— begin DATA ENTRIES —

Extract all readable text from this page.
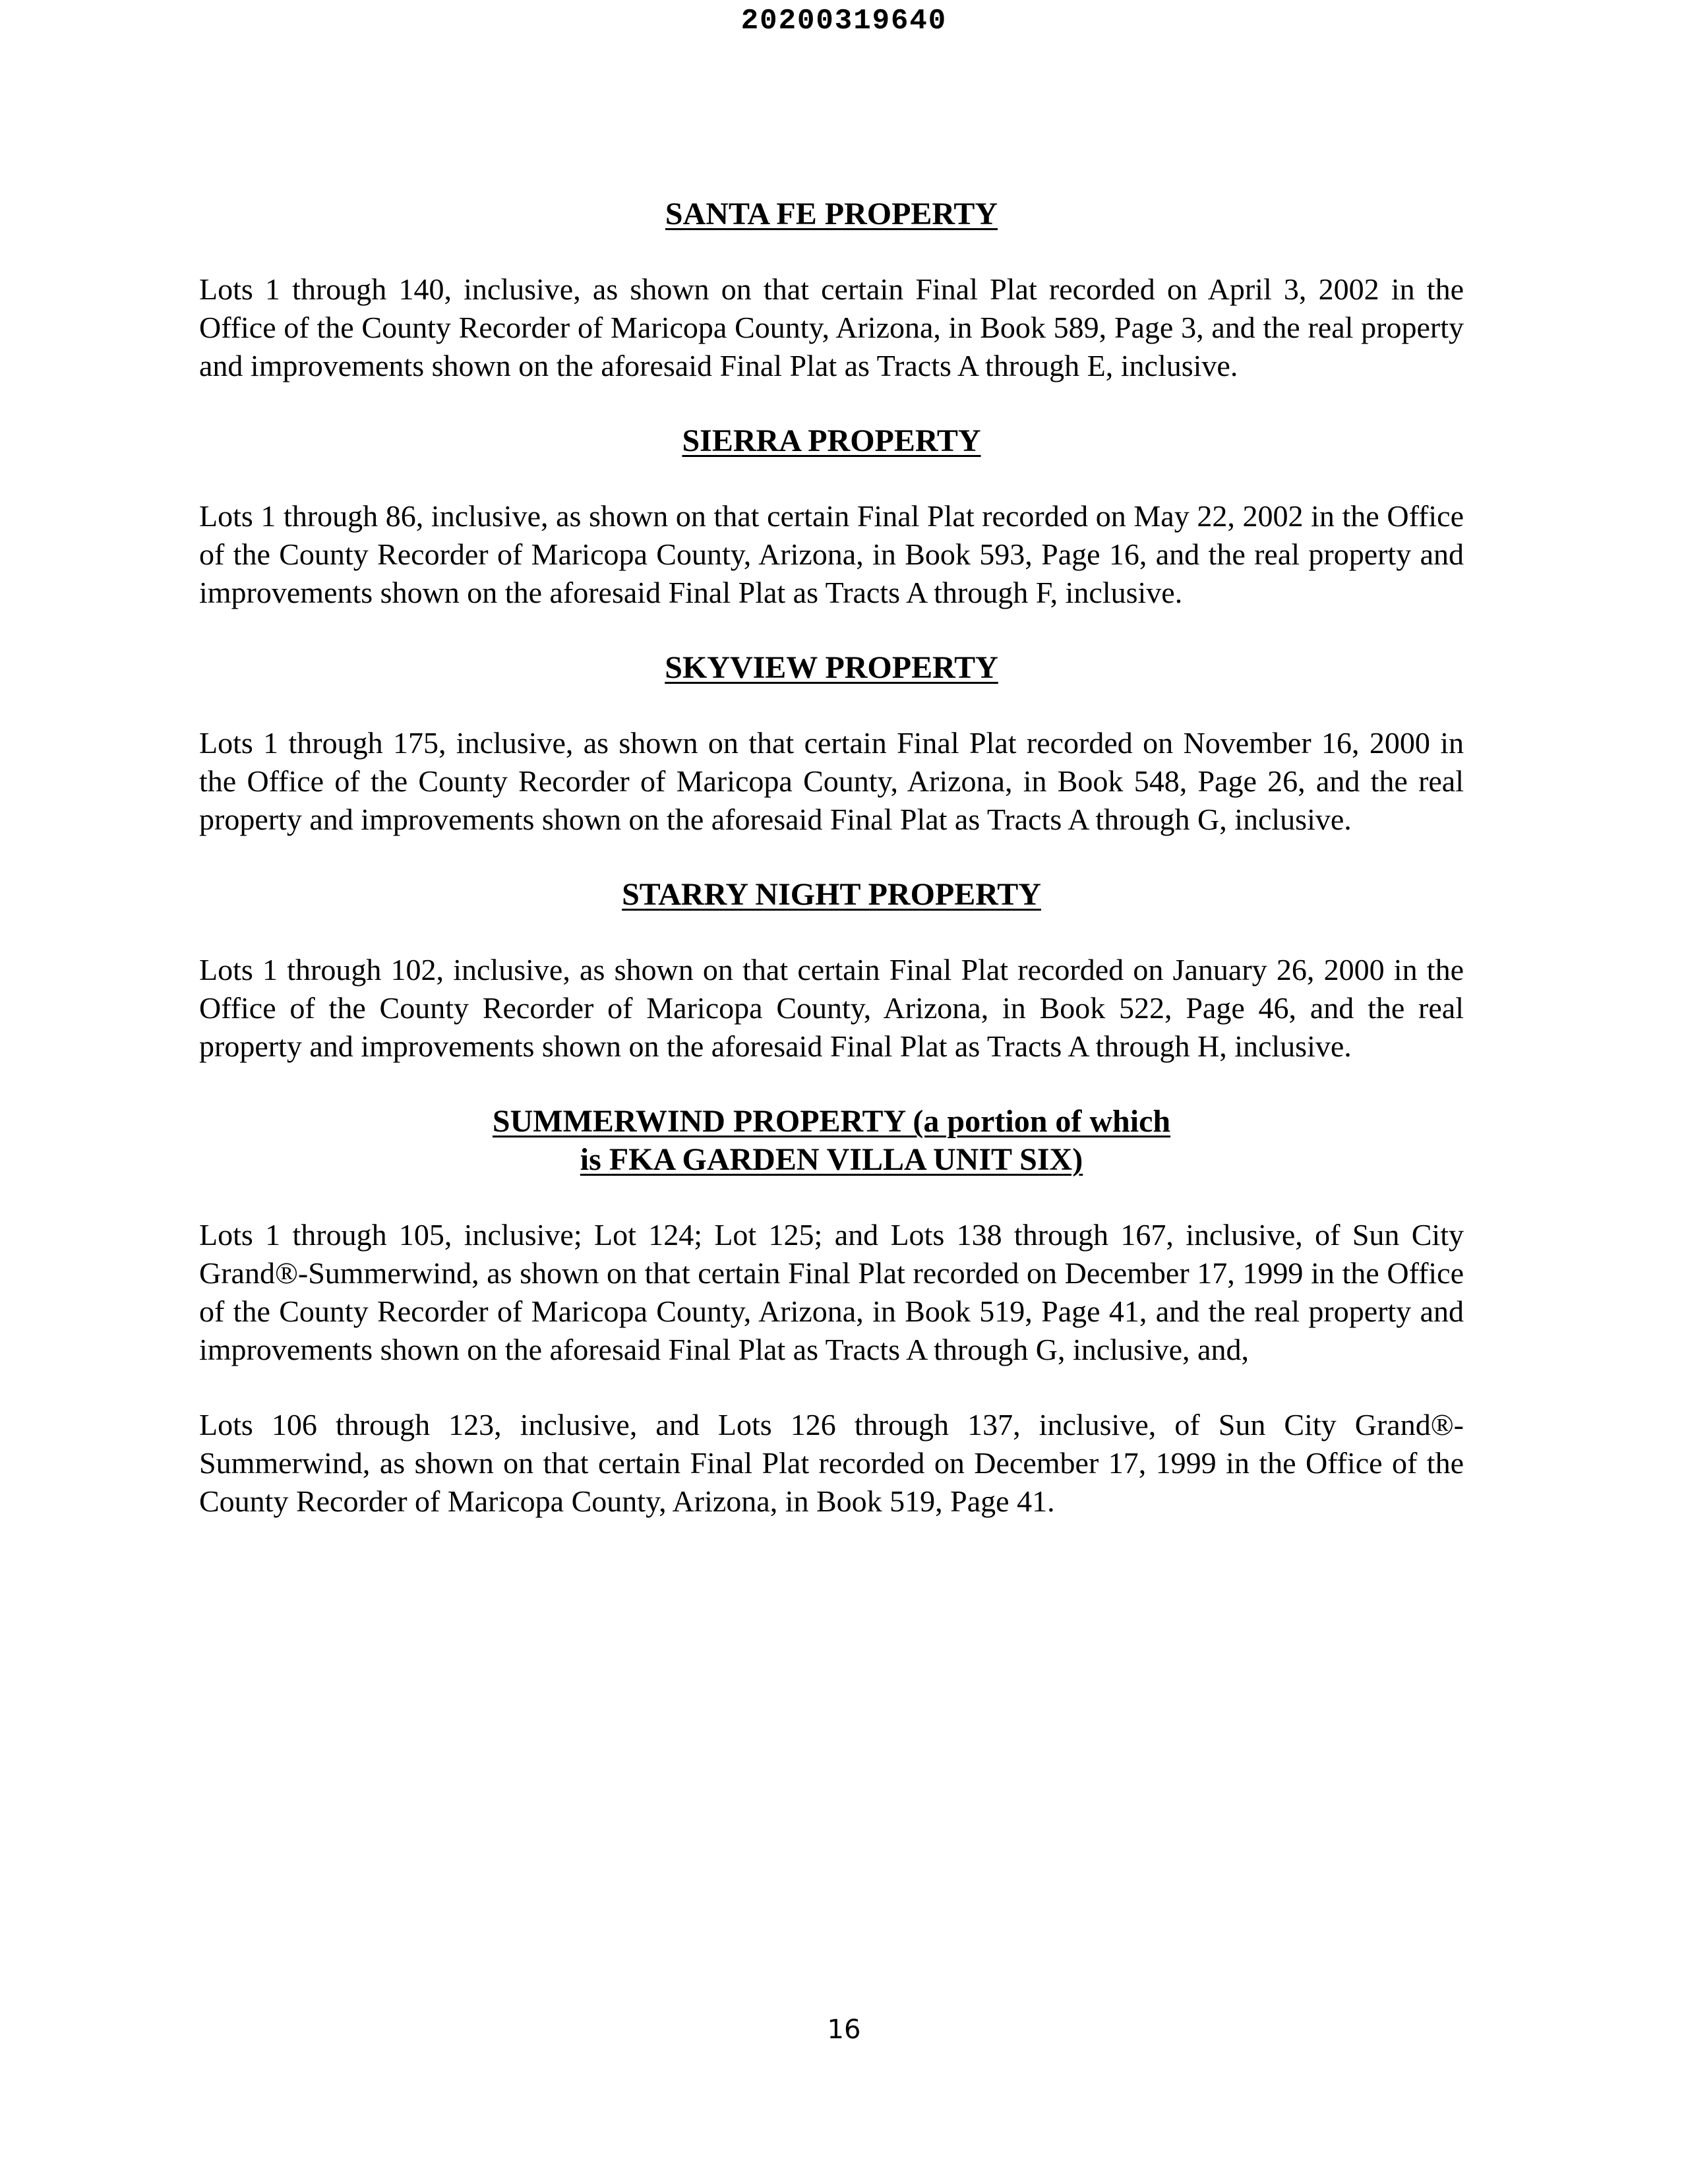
20200319640
SANTA FE PROPERTY

Lots 1 through 140, inclusive, as shown on that certain Final Plat recorded on April 3, 2002 in the Office of the County Recorder of Maricopa County, Arizona, in Book 589, Page 3, and the real property and improvements shown on the aforesaid Final Plat as Tracts A through E, inclusive.

SIERRA PROPERTY

Lots 1 through 86, inclusive, as shown on that certain Final Plat recorded on May 22, 2002 in the Office of the County Recorder of Maricopa County, Arizona, in Book 593, Page 16, and the real property and improvements shown on the aforesaid Final Plat as Tracts A through F, inclusive.

SKYVIEW PROPERTY

Lots 1 through 175, inclusive, as shown on that certain Final Plat recorded on November 16, 2000 in the Office of the County Recorder of Maricopa County, Arizona, in Book 548, Page 26, and the real property and improvements shown on the aforesaid Final Plat as Tracts A through G, inclusive.

STARRY NIGHT PROPERTY

Lots 1 through 102, inclusive, as shown on that certain Final Plat recorded on January 26, 2000 in the Office of the County Recorder of Maricopa County, Arizona, in Book 522, Page 46, and the real property and improvements shown on the aforesaid Final Plat as Tracts A through H, inclusive.

SUMMERWIND PROPERTY (a portion of which
is FKA GARDEN VILLA UNIT SIX)

Lots 1 through 105, inclusive; Lot 124; Lot 125; and Lots 138 through 167, inclusive, of Sun City Grand®-Summerwind, as shown on that certain Final Plat recorded on December 17, 1999 in the Office of the County Recorder of Maricopa County, Arizona, in Book 519, Page 41, and the real property and improvements shown on the aforesaid Final Plat as Tracts A through G, inclusive, and,

Lots 106 through 123, inclusive, and Lots 126 through 137, inclusive, of Sun City Grand®-Summerwind, as shown on that certain Final Plat recorded on December 17, 1999 in the Office of the County Recorder of Maricopa County, Arizona, in Book 519, Page 41.

16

— end DATA ENTRIES —

### PROBLEM
Collect every line above that contains the word "City".

### TASK RESULT
Lots 1 through 105, inclusive; Lot 124; Lot 125; and Lots 138 through 167, inclusive, of Sun City Grand®-Summerwind, as shown on that certain Final Plat recorded on December 17, 1999 in the Office of the County Recorder of Maricopa County, Arizona, in Book 519, Page 41, and the real property and improvements shown on the aforesaid Final Plat as Tracts A through G, inclusive, and,
Lots 106 through 123, inclusive, and Lots 126 through 137, inclusive, of Sun City Grand®-Summerwind, as shown on that certain Final Plat recorded on December 17, 1999 in the Office of the County Recorder of Maricopa County, Arizona, in Book 519, Page 41.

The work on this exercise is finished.